PROBLEMS AND TASKS:
1: List every speaker label that introduces a line of dialogue in the forum thread on scenes people would like to see in a movie.
2: Carry on the forum thread on scenes people would like to see in a movie, starting after its final post.

DOCUMENT EXTRACT:
(begin)

Scenes you'd like to see in a movie

I recall hearing of at least one alleged real-world case of a suspect trying to hide from the cops while wearing those light-up-at-each-step sneakers.

:o me too! No explanation, they just run into each other, fight together, and then get seperated again. Fantastic!

:o should have been :eek:.

Good guy #1: I know this plan sounds crazy, but it just might . . .

Good Guy #2: Yes, your plan does sound crazy, and it sounds crazy because it is crazy. For one thing, the full moon isn’t for another two weeks. So we’re going to go with my plan that, while not as crazy as yours, has the slight advanteage of being possible. Don’t ever waste my time with such as stupid idea again.

How about eliminating two cliches

  1. Instead of the Bad guy who is supposed to be dead suddenly popping up to be blown away in a more satisfying way actually does die the first time.

  2. The hero doesn’t kill the villian in the end of a detective or cop story. Instead he arrests them, you know by the book.

oh while we’re at it can they please eliminate telegraphing the means of killing the badguy.
(Eg Terminator Sarah comes across and accidentally sets off the press and we see teh candy red button up close.)

Might I remark that I just want to see this for the hungry-hungry hippo chase scene? :slight_smile:

In all those Sherlock Holmes stories and movies, the client comes in and almosdt instantly seems to know which of them is Holmes, without having seen either of them before. Very rarely, they’ll ask which one is Holmes, and be properly directed.

I want to see one where the prospective client goes to Watson and Holmes says that Watson really is Holmes, then acts as if he’s Watson. He then prompts Watson whenever he needs it, in order to keep the case going. It turns out at the end that there’s a giood reason for Holmes to be incognito. But it’s be a hoot.

Something of the sort was done in the Ben Kingsley/Michael Caine movie Without a Clue, but that added a Remingston Steele extra twist to it, and played it for laughs. My suggestion is less convoluted, and I’d take it more seriously.

Firefly - “Out Of Gas”
*Kaylee: Catalyzer on the port compression coil blew. It’s where the trouble started.
Mal: Okay, I need that in captain dummy-talk, Kaylee.
Kaylee: We’re dead in the water. *

In any movie that is fantasy based or set in an ancient Earth civilization, prophecies are always right. I’d just like to see one where no matter how you twist the logic or reinterpret the seer’s words, the prediction turns out to be absolutely, positively, dead-on WRONG.

  1. I’d like to see an old-time Superman movie scene where the villian empties his gun at supe, who stands there letting the bullets bounce off his chest, then throws the empty gun at him and supe…stands there and lets the GUN bounce off his chest, too! (instead of ducking)

(end)

SOURCE DATA:
(begin)

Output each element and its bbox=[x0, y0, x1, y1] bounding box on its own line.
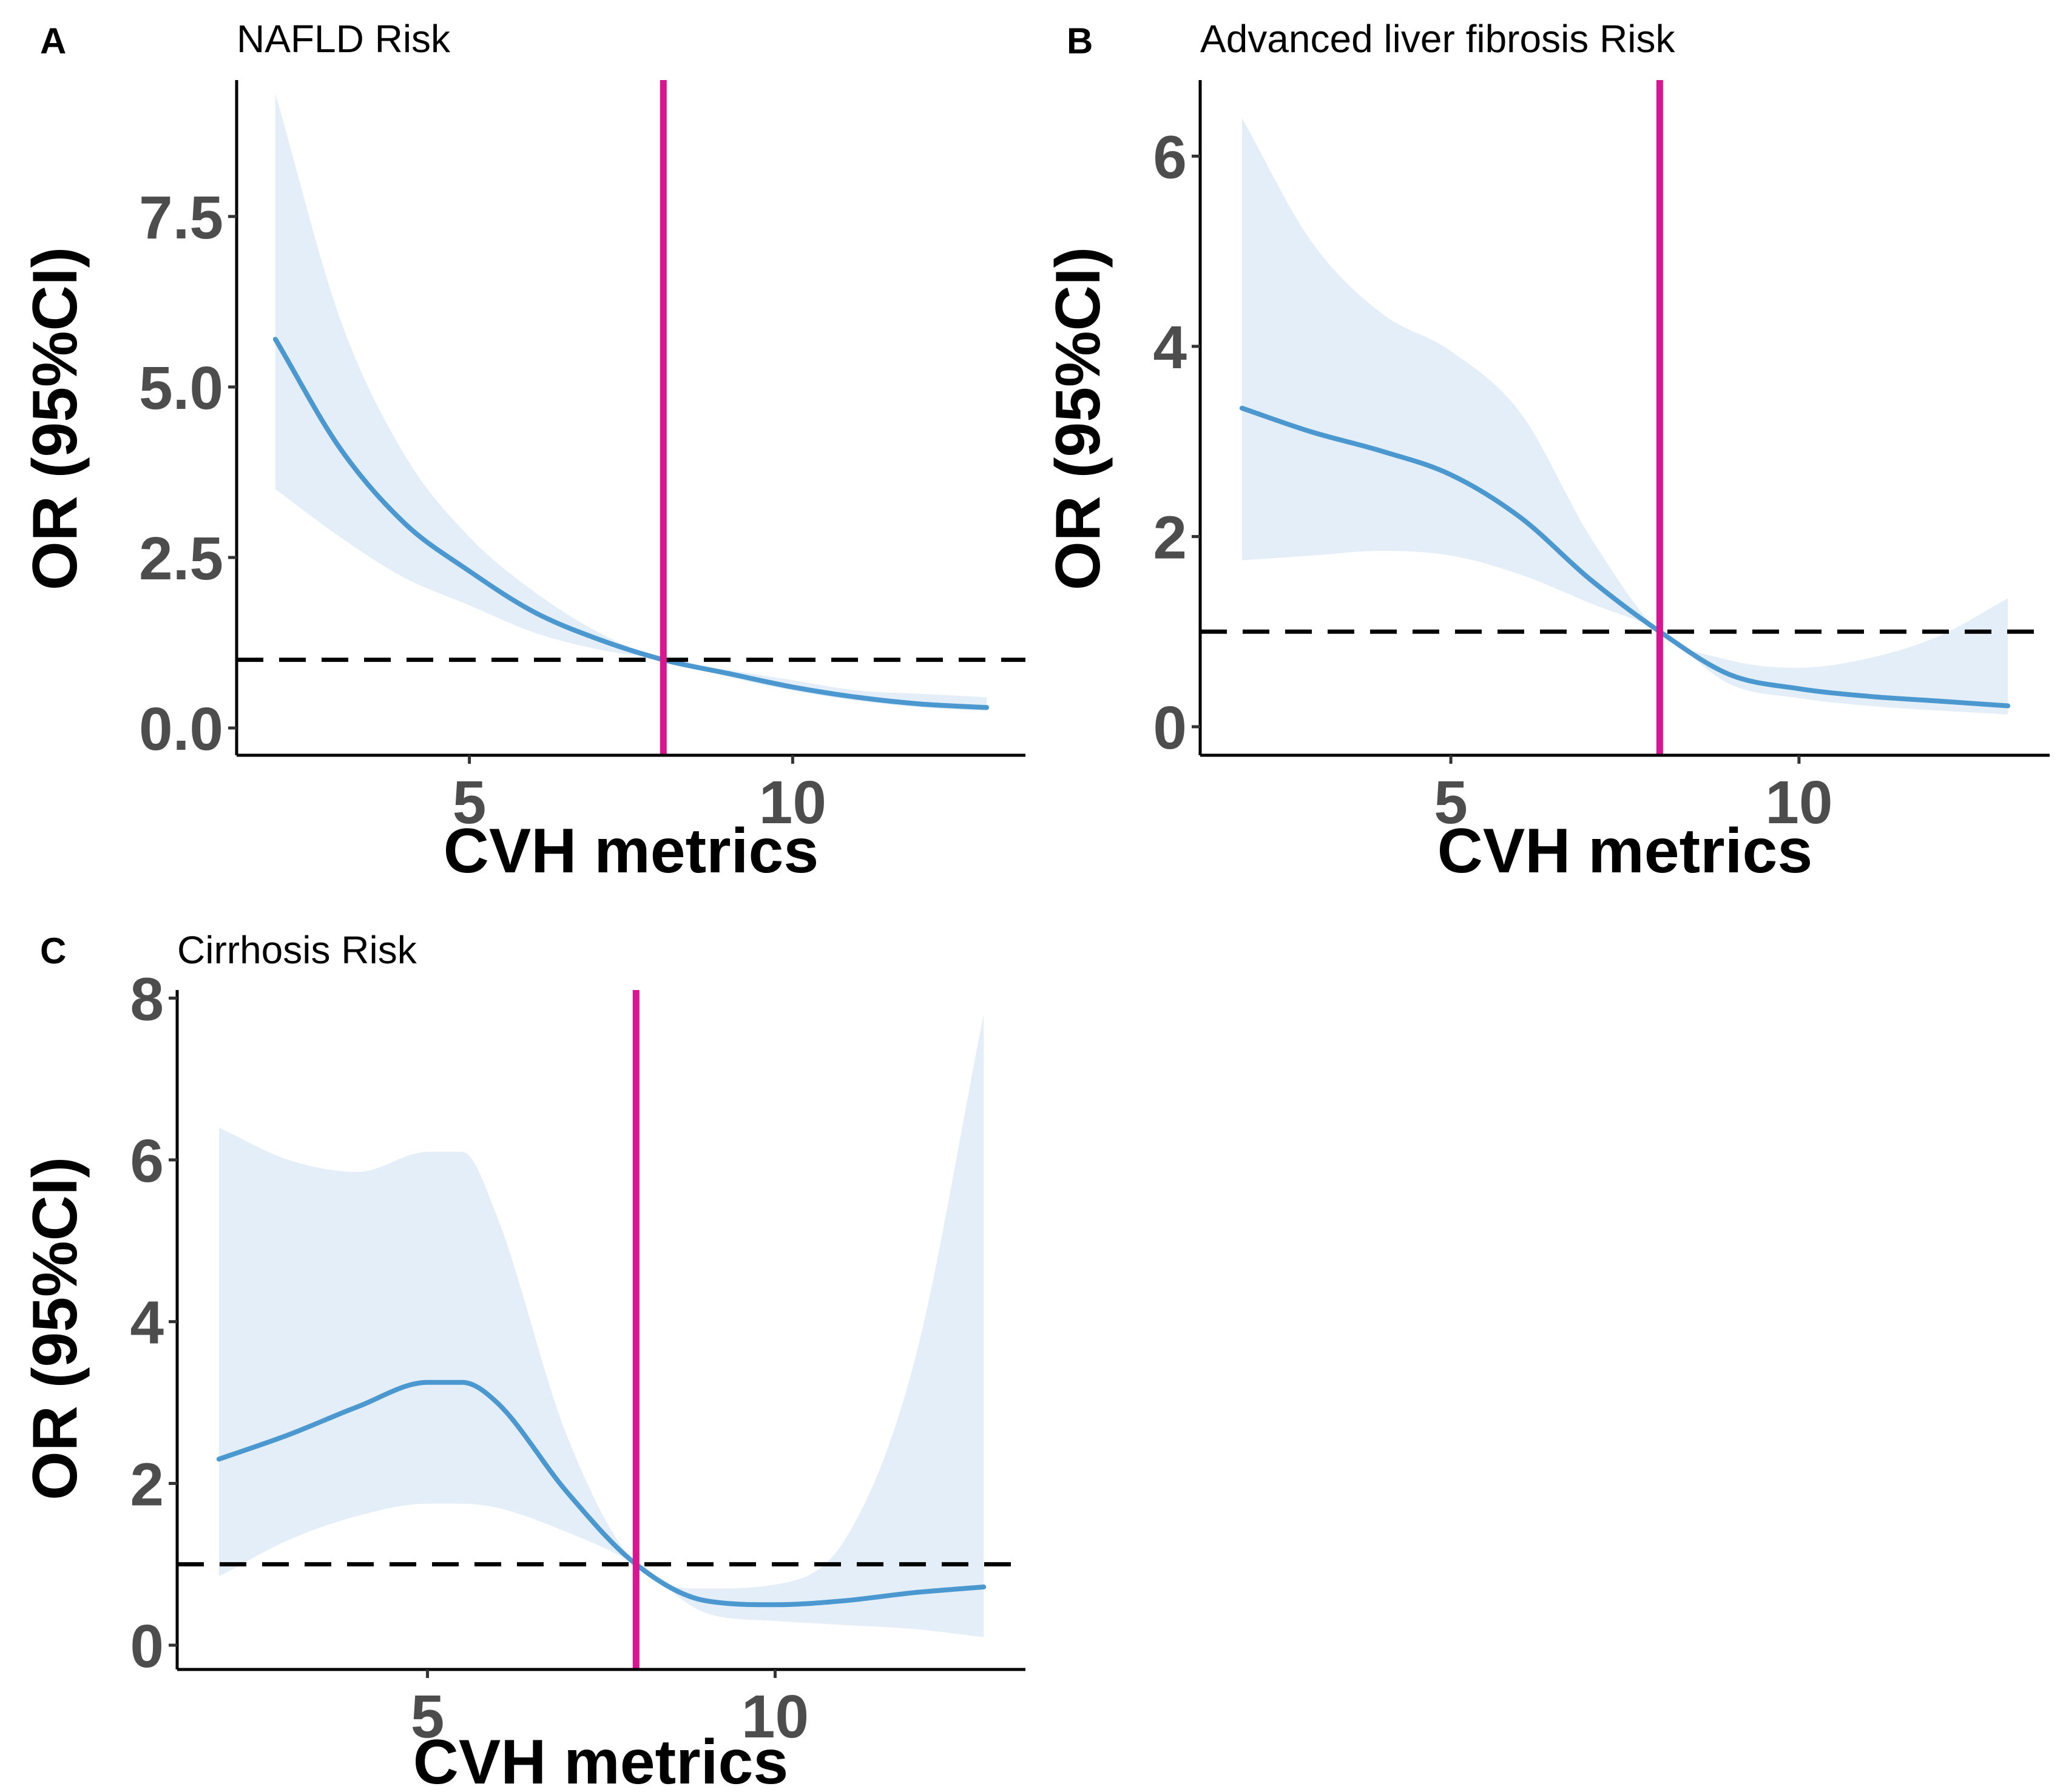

(end)

EXERCISE RESULTS:
1: Good guy #1, Good Guy #2, Kaylee, Mal

2:
  2. The bad guy has a silenced .357 Magnum revolver. He shoots it. Instead of going “phutt,” it goes “BANG!!!” and everyone in the vicinity jumps, going “The heck was THAT?” Just once, please. Just one time.

And, by way of a “Thank You” I’d like to mention the scene in which Indiana Jones watches a sword-weilding villian go thru his moves where you just know there’s gonna be a big fight and instead he just pulls out his pistol and shoots the guy dead. Priceless!

Or shoots the guy’s flock-of-seagulls buddy lying on the couch.
“I’m sorry, did I break your concentration?”

I would love to see a man punch a horse in the fucking mouth.
Again.

There was an episode of The Untouchables where a criminal hired a master weaponsmith to produce a special superefficient silencer. The criminal decided to use it to do away with the weaponsmith (don’t remember why), and as they were sitting in a crowded nightclub he holds the gun under the table and fires- producing a deafeningly loud BANG that alerts everyone in the room. The weaponsmith had guessed he was going to be doublecrossed and gave the criminal a silencer that didn’t work.

I’m gonna get shit for this one, I just know it…

Lifetime/Afterschool Special type movie where a character discloses to her friends that her first sexual experience was at like ten or twelve and the guy was old enough to be her dad (or was her dad, or her uncle, or whatever inappropriate partner seems like fun)… and just as everyone’s all gearing up for the big tearjerking oh-you-poor-victim-how-HORRIBLE-for-you speeches she continues “…and it was the bomb! I’ve tried it since and nobody’s gotten even CLOSE to how much fun that was, sure wish I could look the guy up for another round but he moved away, dammit!” No trauma, no jail time, just a big old razzberry… (This one’s for my buddy, who had his first sexual experience at ten, with his eighteen year old baby sitter–all cunnilingus. He refuses to feel like a victim, and I gotta say I’ve reaped the benefits that “child molester” sowed…)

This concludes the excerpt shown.